┌──
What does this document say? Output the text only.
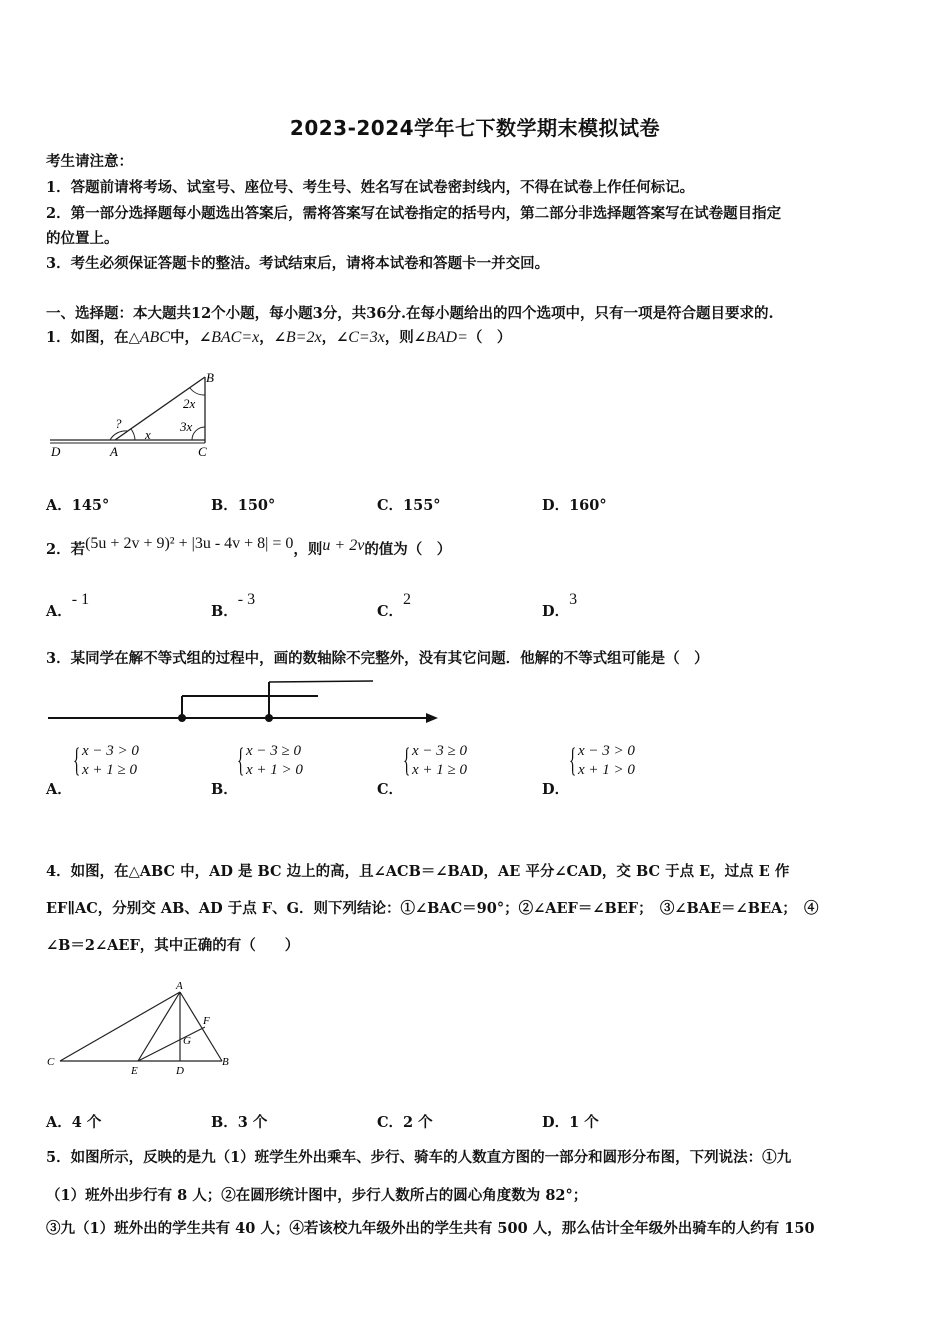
2023-2024学年七下数学期末模拟试卷
考生请注意：
1．答题前请将考场、试室号、座位号、考生号、姓名写在试卷密封线内，不得在试卷上作任何标记。
2．第一部分选择题每小题选出答案后，需将答案写在试卷指定的括号内，第二部分非选择题答案写在试卷题目指定
的位置上。
3．考生必须保证答题卡的整洁。考试结束后，请将本试卷和答题卡一并交回。
一、选择题：本大题共12个小题，每小题3分，共36分.在每小题给出的四个选项中，只有一项是符合题目要求的.
1．如图，在△ABC中，∠BAC=x，∠B=2x，∠C=3x，则∠BAD=（　）
B
2x
?
x
3x
D	A	C
A．145°	B．150°	C．155°	D．160°
2．若(5u + 2v + 9)² + |3u - 4v + 8| = 0，则u + 2v的值为（　）
A．- 1
B．- 3
C．2
D．3
3．某同学在解不等式组的过程中，画的数轴除不完整外，没有其它问题．他解的不等式组可能是（　）
A．
{ x − 3 > 0
x + 1 ≥ 0
B．
{ x − 3 ≥ 0
x + 1 > 0
C．
{ x − 3 ≥ 0
x + 1 ≥ 0
D．
{ x − 3 > 0
x + 1 > 0
4．如图，在△ABC 中，AD 是 BC 边上的高，且∠ACB＝∠BAD，AE 平分∠CAD，交 BC 于点 E，过点 E 作
EF∥AC，分别交 AB、AD 于点 F、G．则下列结论：①∠BAC＝90°；②∠AEF＝∠BEF；　③∠BAE＝∠BEA；　④
∠B＝2∠AEF，其中正确的有（　　）
A
F
G
C
E	D
B
A．4 个	B．3 个	C．2 个	D．1 个
5．如图所示，反映的是九（1）班学生外出乘车、步行、骑车的人数直方图的一部分和圆形分布图，下列说法：①九
（1）班外出步行有 8 人；②在圆形统计图中，步行人数所占的圆心角度数为 82°；
③九（1）班外出的学生共有 40 人；④若该校九年级外出的学生共有 500 人，那么估计全年级外出骑车的人约有 150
└──
• **The task**
Retype the listing exactly. Pictures do not belong in the copy.

• **Solved problem**
What does this document say? Output the text only.
2023-2024学年七下数学期末模拟试卷
考生请注意：
1．答题前请将考场、试室号、座位号、考生号、姓名写在试卷密封线内，不得在试卷上作任何标记。
2．第一部分选择题每小题选出答案后，需将答案写在试卷指定的括号内，第二部分非选择题答案写在试卷题目指定
的位置上。
3．考生必须保证答题卡的整洁。考试结束后，请将本试卷和答题卡一并交回。
一、选择题：本大题共12个小题，每小题3分，共36分.在每小题给出的四个选项中，只有一项是符合题目要求的.
1．如图，在△ABC中，∠BAC=x，∠B=2x，∠C=3x，则∠BAD=（　）
B
2x
?
x
3x
D	A	C
A．145°	B．150°	C．155°	D．160°
2．若(5u + 2v + 9)² + |3u - 4v + 8| = 0，则u + 2v的值为（　）
A．- 1
B．- 3
C．2
D．3
3．某同学在解不等式组的过程中，画的数轴除不完整外，没有其它问题．他解的不等式组可能是（　）
A．
{ x − 3 > 0
x + 1 ≥ 0
B．
{ x − 3 ≥ 0
x + 1 > 0
C．
{ x − 3 ≥ 0
x + 1 ≥ 0
D．
{ x − 3 > 0
x + 1 > 0
4．如图，在△ABC 中，AD 是 BC 边上的高，且∠ACB＝∠BAD，AE 平分∠CAD，交 BC 于点 E，过点 E 作
EF∥AC，分别交 AB、AD 于点 F、G．则下列结论：①∠BAC＝90°；②∠AEF＝∠BEF；　③∠BAE＝∠BEA；　④
∠B＝2∠AEF，其中正确的有（　　）
A
F
G
C
E	D
B
A．4 个	B．3 个	C．2 个	D．1 个
5．如图所示，反映的是九（1）班学生外出乘车、步行、骑车的人数直方图的一部分和圆形分布图，下列说法：①九
（1）班外出步行有 8 人；②在圆形统计图中，步行人数所占的圆心角度数为 82°；
③九（1）班外出的学生共有 40 人；④若该校九年级外出的学生共有 500 人，那么估计全年级外出骑车的人约有 150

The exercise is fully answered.